⟨
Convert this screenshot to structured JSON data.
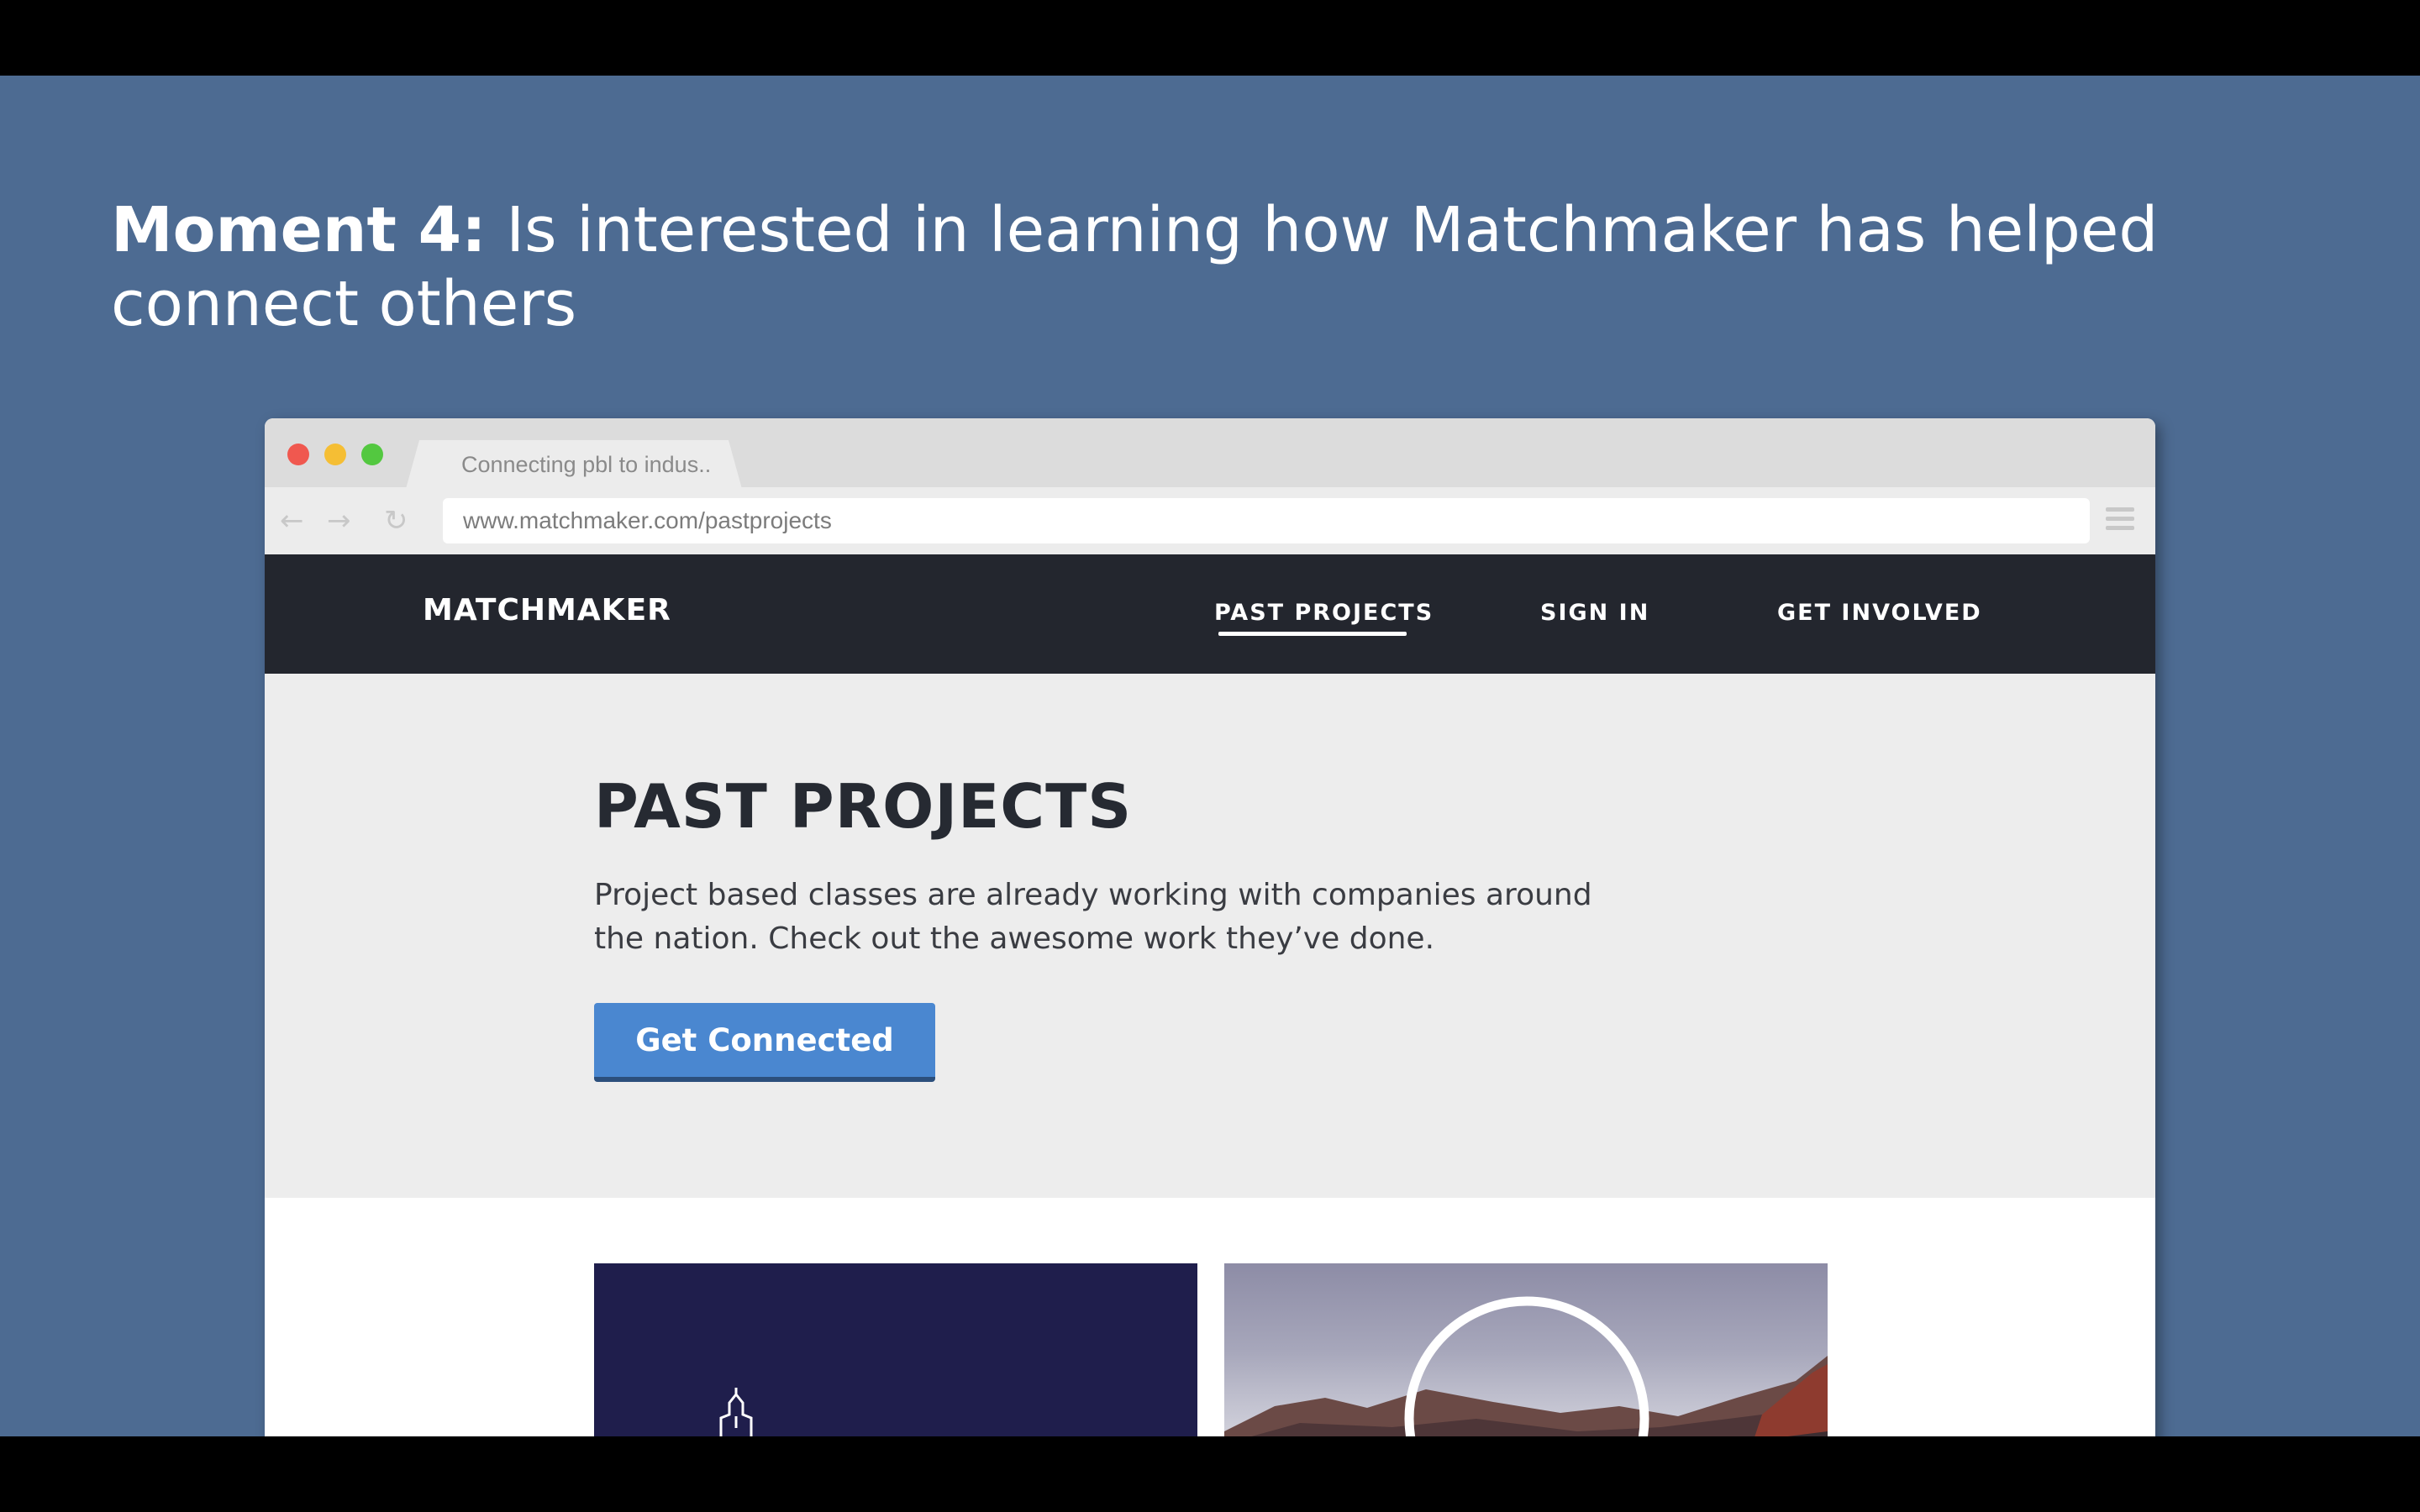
{
  "slide": {
    "title_bold": "Moment 4:",
    "title_rest": " Is interested in learning how Matchmaker has helped connect others"
  },
  "browser": {
    "tab_title": "Connecting pbl to indus..",
    "url": "www.matchmaker.com/pastprojects",
    "back_glyph": "←",
    "forward_glyph": "→",
    "reload_glyph": "↻"
  },
  "site": {
    "brand": "MATCHMAKER",
    "nav": {
      "past_projects": "PAST PROJECTS",
      "sign_in": "SIGN IN",
      "get_involved": "GET INVOLVED",
      "active": "past_projects"
    },
    "hero": {
      "title": "PAST PROJECTS",
      "description": "Project based classes are already working with companies around the nation. Check out the awesome work they’ve done.",
      "cta_label": "Get Connected"
    }
  },
  "icons": {
    "traffic_lights": [
      "close",
      "minimize",
      "zoom"
    ],
    "card_1": "building-icon",
    "card_2": "circle-outline-icon",
    "browser_menu": "hamburger-menu-icon"
  },
  "colors": {
    "slide_background": "#4d6b92",
    "nav_background": "#23262e",
    "cta": "#4a87d0",
    "card_dark": "#1f1e4c"
  }
}
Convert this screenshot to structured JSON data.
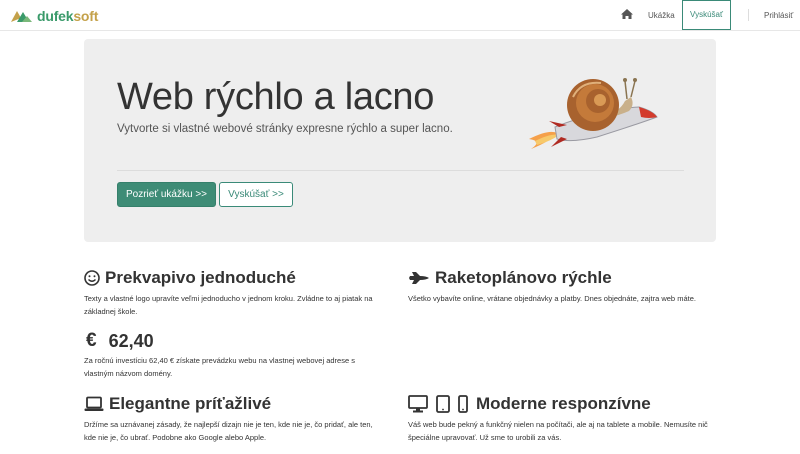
{
  "brand": {
    "name_part1": "dufek",
    "name_part2": "soft",
    "logo_icon": "dufeksoft-logo",
    "accent": "#3a9a6a",
    "accent2": "#c4a14a"
  },
  "nav": {
    "home_icon": "home-icon",
    "demo_label": "Ukážka",
    "try_label": "Vyskúšať",
    "login_label": "Prihlásiť"
  },
  "hero": {
    "title": "Web rýchlo a lacno",
    "subtitle": "Vytvorte si vlastné webové stránky expresne rýchlo a super lacno.",
    "primary_button": "Pozrieť ukážku >>",
    "secondary_button": "Vyskúšať >>",
    "image_icon": "snail-rocket-illustration"
  },
  "features": [
    {
      "icon": "smile-icon",
      "title": "Prekvapivo jednoduché",
      "text": "Texty a vlastné logo upravíte veľmi jednoducho v jednom kroku. Zvládne to aj piatak na základnej škole."
    },
    {
      "icon": "space-shuttle-icon",
      "title": "Raketoplánovo rýchle",
      "text": "Všetko vybavíte online, vrátane objednávky a platby. Dnes objednáte, zajtra web máte."
    },
    {
      "icon": "euro-icon",
      "title": "62,40",
      "text": "Za ročnú investíciu 62,40 € získate prevádzku webu na vlastnej webovej adrese s vlastným názvom domény."
    },
    {
      "icon": "laptop-icon",
      "title": "Elegantne príťažlivé",
      "text": "Držíme sa uznávanej zásady, že najlepší dizajn nie je ten, kde nie je, čo pridať, ale ten, kde nie je, čo ubrať. Podobne ako Google alebo Apple."
    },
    {
      "icon": "devices-icon",
      "title": "Moderne responzívne",
      "text": "Váš web bude pekný a funkčný nielen na počítači, ale aj na tablete a mobile. Nemusíte nič špeciálne upravovať. Už sme to urobili za vás."
    }
  ],
  "colors": {
    "primary": "#3e8c76",
    "jumbotron_bg": "#eeeeee",
    "text": "#333333"
  }
}
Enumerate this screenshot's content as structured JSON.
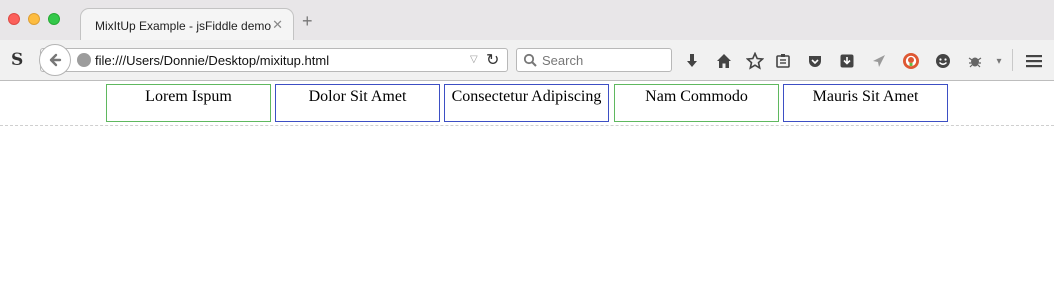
{
  "tab": {
    "title": "MixItUp Example - jsFiddle demo",
    "close_glyph": "✕",
    "new_tab_glyph": "+"
  },
  "toolbar": {
    "site_icon_letter": "S",
    "url": "file:///Users/Donnie/Desktop/mixitup.html",
    "search_placeholder": "Search"
  },
  "items": [
    {
      "label": "Lorem Ispum",
      "border": "green"
    },
    {
      "label": "Dolor Sit Amet",
      "border": "blue"
    },
    {
      "label": "Consectetur Adipiscing",
      "border": "blue"
    },
    {
      "label": "Nam Commodo",
      "border": "green"
    },
    {
      "label": "Mauris Sit Amet",
      "border": "blue"
    }
  ],
  "colors": {
    "green_border": "#5fb85f",
    "blue_border": "#3d4fc4"
  }
}
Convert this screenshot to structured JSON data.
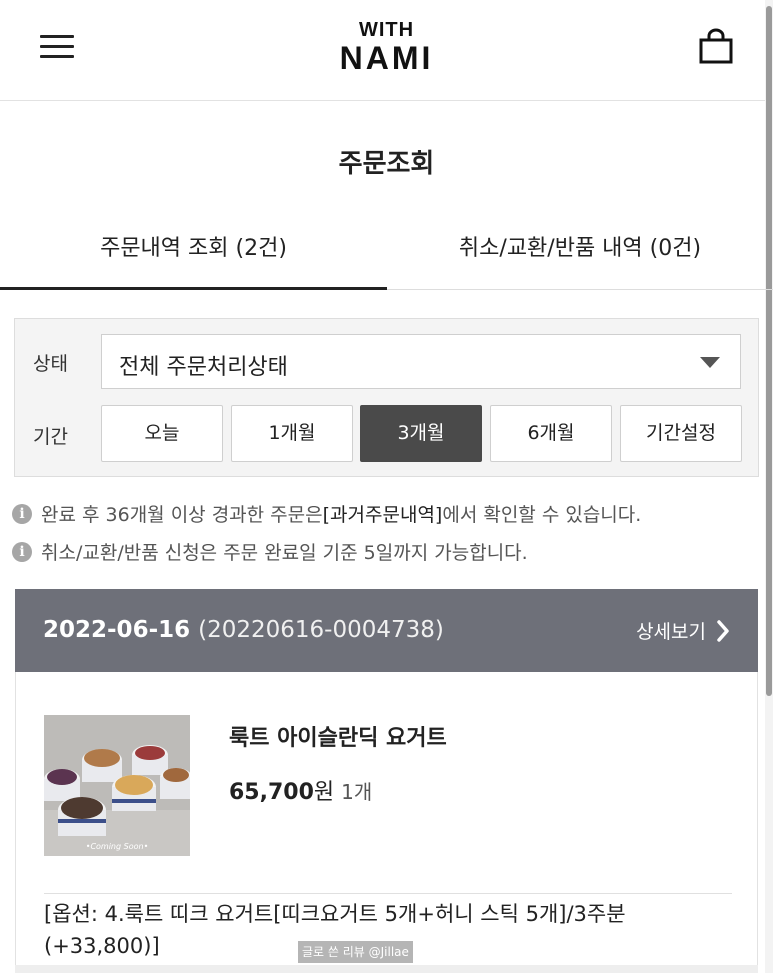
{
  "header": {
    "logo_top": "WITH",
    "logo_bottom": "NAMI"
  },
  "page": {
    "title": "주문조회"
  },
  "tabs": [
    {
      "label": "주문내역 조회 (2건)",
      "active": true
    },
    {
      "label": "취소/교환/반품 내역 (0건)",
      "active": false
    }
  ],
  "filter": {
    "status_label": "상태",
    "status_value": "전체 주문처리상태",
    "period_label": "기간",
    "periods": [
      "오늘",
      "1개월",
      "3개월",
      "6개월",
      "기간설정"
    ],
    "selected_period": "3개월"
  },
  "notices": {
    "n1_pre": "완료 후 36개월 이상 경과한 주문은 ",
    "n1_link": "[과거주문내역]",
    "n1_post": "에서 확인할 수 있습니다.",
    "n2": "취소/교환/반품 신청은 주문 완료일 기준 5일까지 가능합니다."
  },
  "order": {
    "date": "2022-06-16",
    "number": "(20220616-0004738)",
    "detail_label": "상세보기",
    "product_name": "룩트 아이슬란딕 요거트",
    "price": "65,700",
    "currency": "원",
    "quantity": "1개",
    "thumbnail_caption": "•Coming Soon•",
    "option": "[옵션: 4.룩트 띠크 요거트[띠크요거트 5개+허니 스틱 5개]/3주분 (+33,800)]"
  },
  "watermark": "글로 쓴 리뷰 @Jillae",
  "colors": {
    "order_header_bg": "#6e7079",
    "selected_period_bg": "#4a4a4a"
  }
}
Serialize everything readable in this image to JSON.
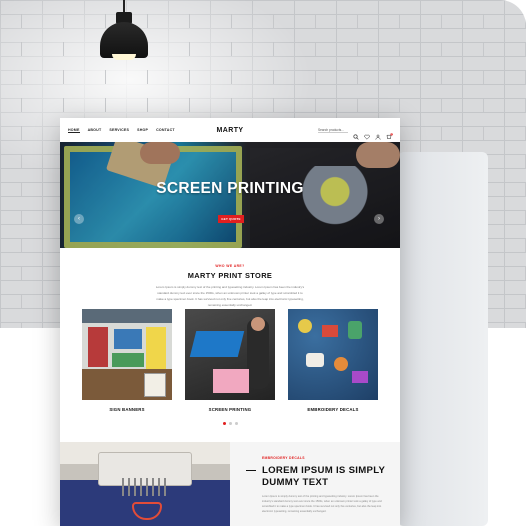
{
  "nav": {
    "links": [
      "HOME",
      "ABOUT",
      "SERVICES",
      "SHOP",
      "CONTACT"
    ],
    "active_index": 0,
    "logo": "MARTY",
    "search_placeholder": "Search products...",
    "cart_count": "0",
    "icons": [
      "search-icon",
      "heart-icon",
      "user-icon",
      "cart-icon"
    ]
  },
  "hero": {
    "title": "SCREEN PRINTING",
    "cta": "GET QUOTE",
    "prev": "‹",
    "next": "›"
  },
  "about": {
    "kicker": "WHO WE ARE?",
    "title": "MARTY PRINT STORE",
    "description": "Lorem Ipsum is simply dummy text of the printing and typesetting industry. Lorem Ipsum has been the industry's standard dummy text ever since the 1500s, when an unknown printer took a galley of type and scrambled it to make a type specimen book. It has survived not only five centuries, but also the leap into electronic typesetting, remaining essentially unchanged."
  },
  "products": [
    {
      "caption": "SIGN BANNERS"
    },
    {
      "caption": "SCREEN PRINTING"
    },
    {
      "caption": "EMBROIDERY DECALS"
    }
  ],
  "carousel_dots": {
    "count": 3,
    "active": 0
  },
  "feature": {
    "kicker": "EMBROIDERY DECALS",
    "heading": "LOREM IPSUM IS SIMPLY DUMMY TEXT",
    "body": "Lorem Ipsum is simply dummy text of the printing and typesetting industry. Lorem Ipsum has been the industry's standard dummy text ever since the 1500s, when an unknown printer took a galley of type and scrambled it to make a type specimen book. It has survived not only five centuries, but also the leap into electronic typesetting, remaining essentially unchanged."
  },
  "colors": {
    "accent": "#e11f1f",
    "text": "#111111",
    "muted": "#777777"
  }
}
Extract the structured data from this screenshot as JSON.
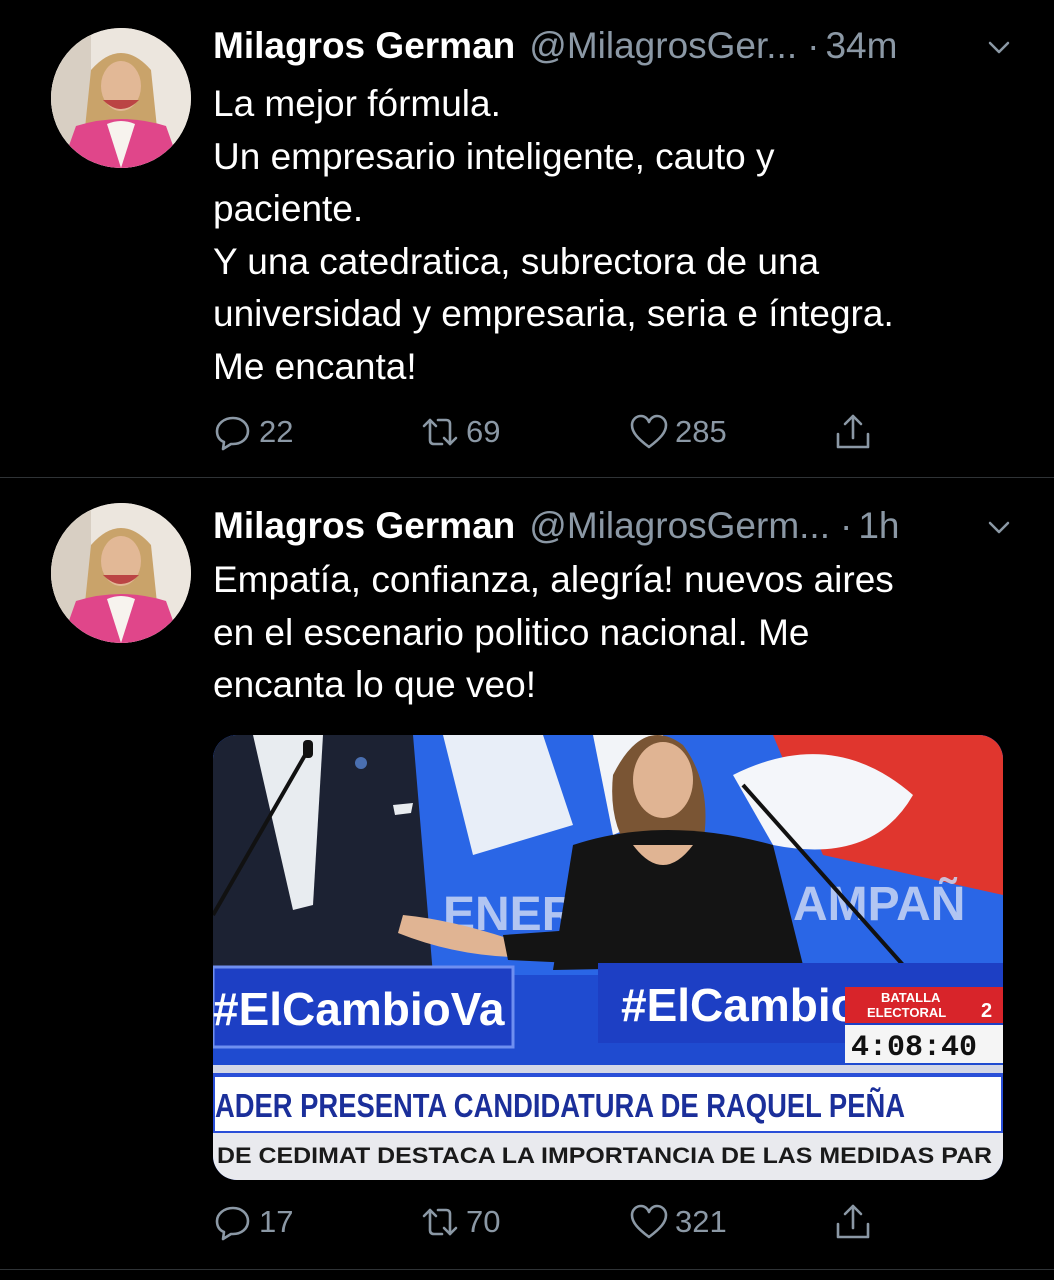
⟩
WHAT THE TASK REQUIRES: Lines that include the word "DECALS" are to be extracted from the data above.

FINISHED TASK:
      "caption": "EMBROIDERY DECALS"
    "kicker": "EMBROIDERY DECALS",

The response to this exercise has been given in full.